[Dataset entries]
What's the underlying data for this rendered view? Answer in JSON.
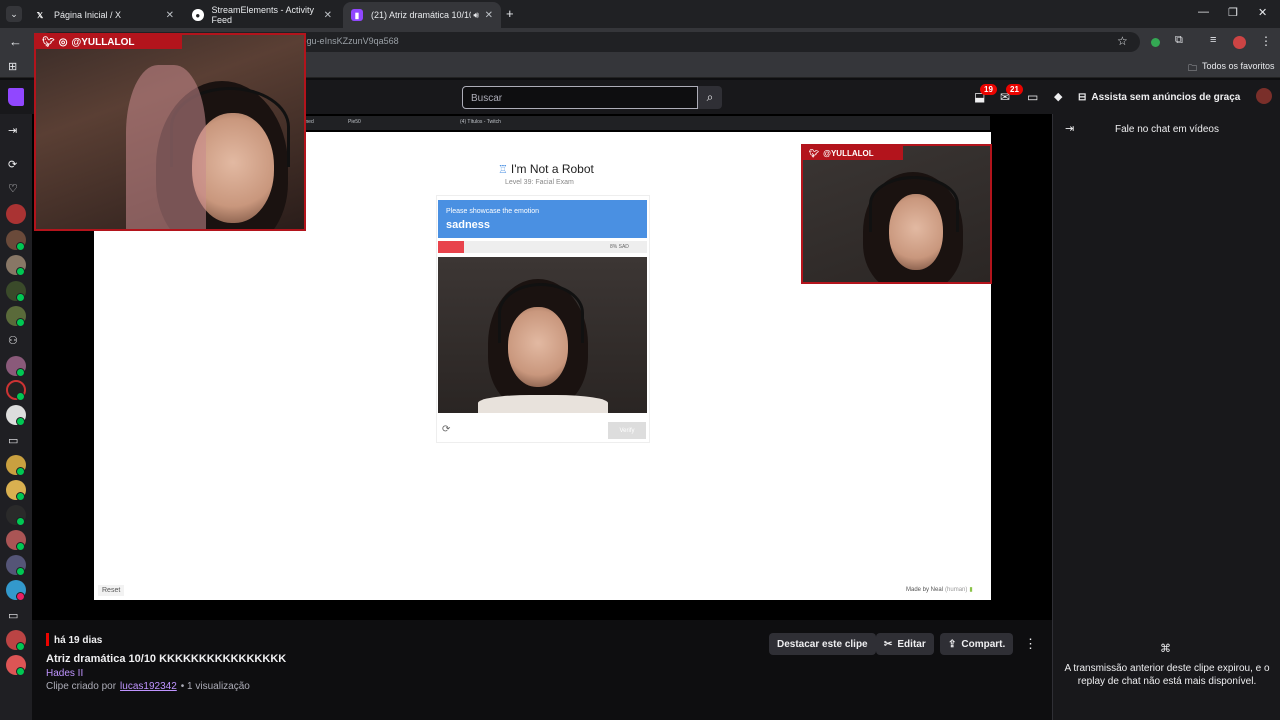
{
  "browser": {
    "tabs": [
      {
        "label": "Página Inicial / X",
        "icon": "x-logo-icon"
      },
      {
        "label": "StreamElements - Activity Feed",
        "icon": "streamelements-icon"
      },
      {
        "label": "(21) Atriz dramática 10/10 I",
        "icon": "twitch-icon"
      }
    ],
    "url": "/GlutenFreeSweetZebraMikeHogu-eInsKZzunV9qa568",
    "bookmarks_label": "Todos os favoritos"
  },
  "twitch": {
    "search_placeholder": "Buscar",
    "notif_count_a": "19",
    "notif_count_b": "21",
    "ad_free_label": "Assista sem anúncios de graça"
  },
  "stream": {
    "webcam_tag": "@YULLALOL",
    "inner_tabs": [
      "med",
      "Pie50",
      "(4) Títulos - Twitch"
    ],
    "captcha": {
      "title": "I'm Not a Robot",
      "subtitle": "Level 39: Facial Exam",
      "instruction": "Please showcase the emotion",
      "emotion": "sadness",
      "progress_label": "8% SAD",
      "progress": 0.12,
      "verify_label": "Verify",
      "reset_label": "Reset",
      "credit": "Made by Neal",
      "credit_sub": "(human)"
    }
  },
  "clip": {
    "age": "há 19 dias",
    "title": "Atriz dramática 10/10 KKKKKKKKKKKKKKKK",
    "game": "Hades II",
    "created_prefix": "Clipe criado por",
    "creator": "lucas192342",
    "views": "• 1 visualização",
    "actions": {
      "feature": "Destacar este clipe",
      "edit": "Editar",
      "share": "Compart."
    }
  },
  "chat": {
    "header": "Fale no chat em vídeos",
    "expired_message": "A transmissão anterior deste clipe expirou, e o replay de chat não está mais disponível."
  },
  "colors": {
    "twitch_purple": "#9147ff",
    "cam_border": "#b3141c",
    "captcha_blue": "#4a90e2",
    "progress_red": "#e8434c"
  }
}
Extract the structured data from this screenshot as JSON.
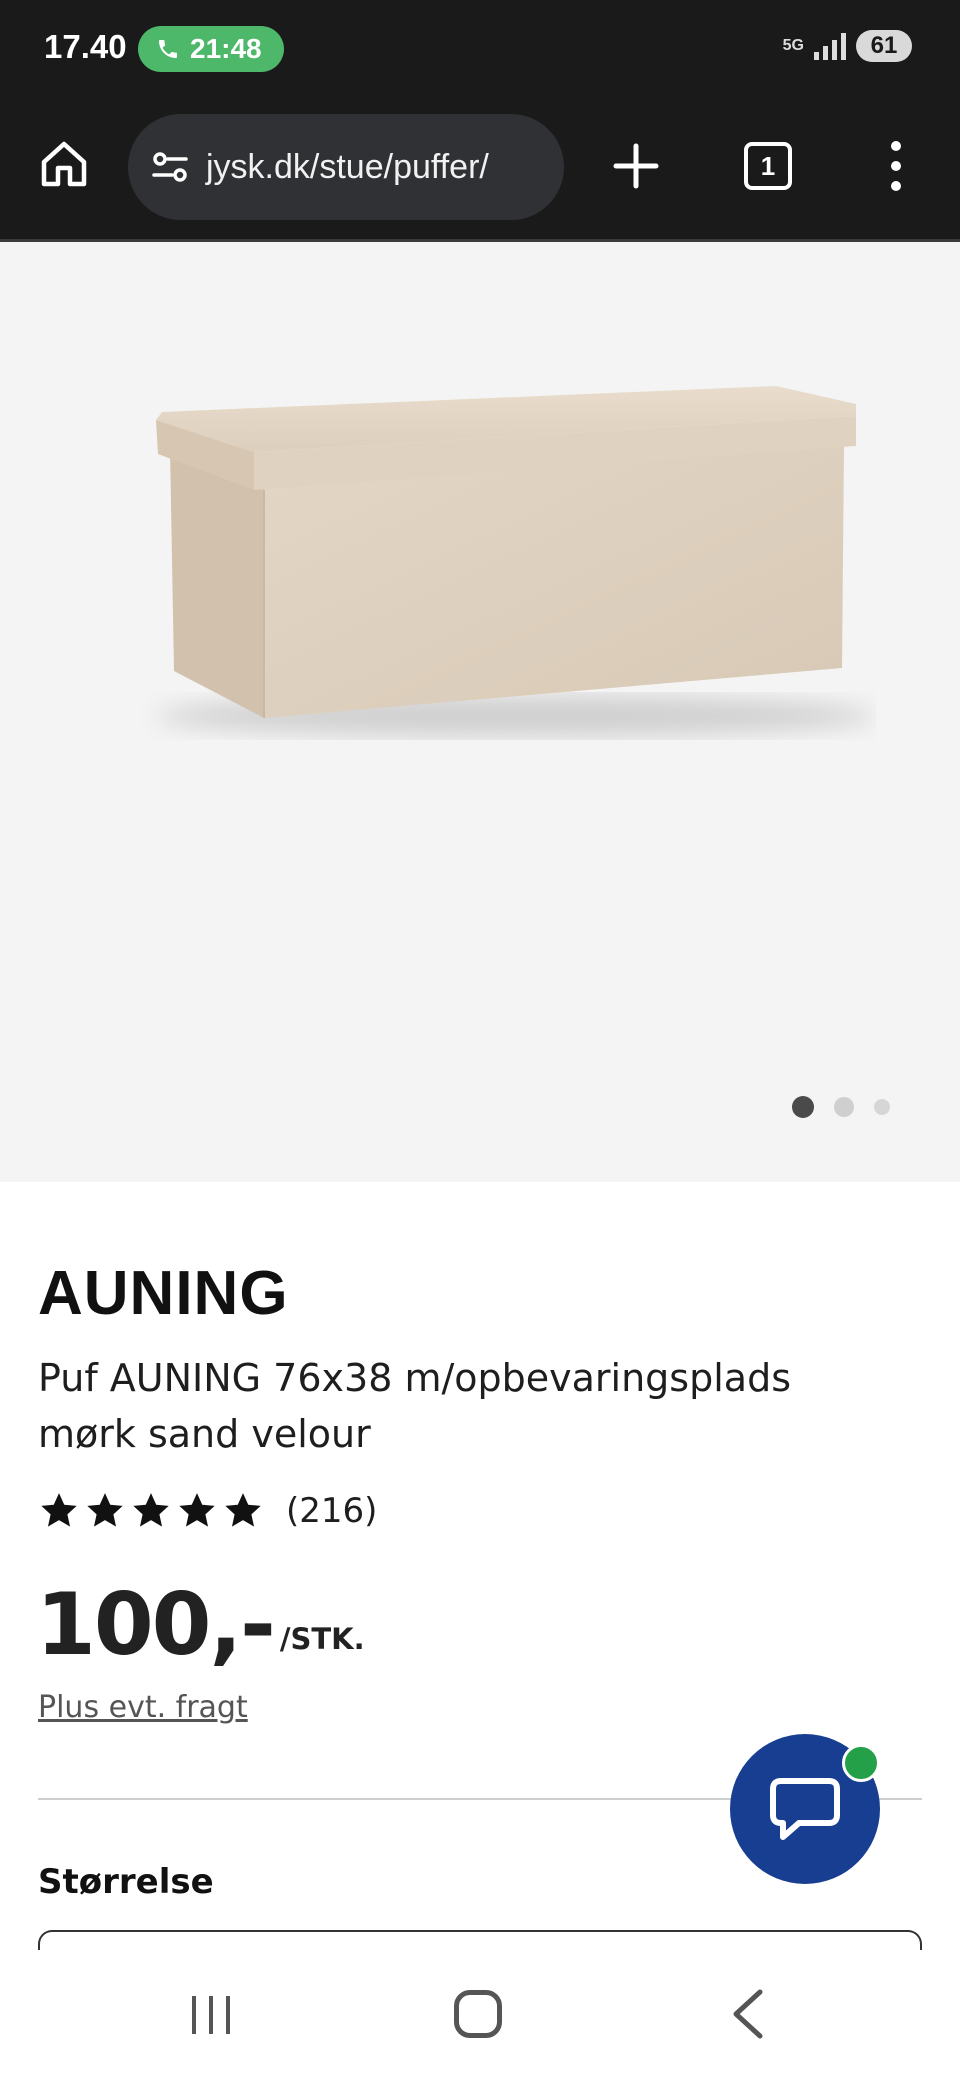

THE PROBLEM
Your task is to gather all lines from the entries above that hold the word "emotion".

TASK SOLUTION
      "instruction": "Please showcase the emotion",
      "emotion": "sadness",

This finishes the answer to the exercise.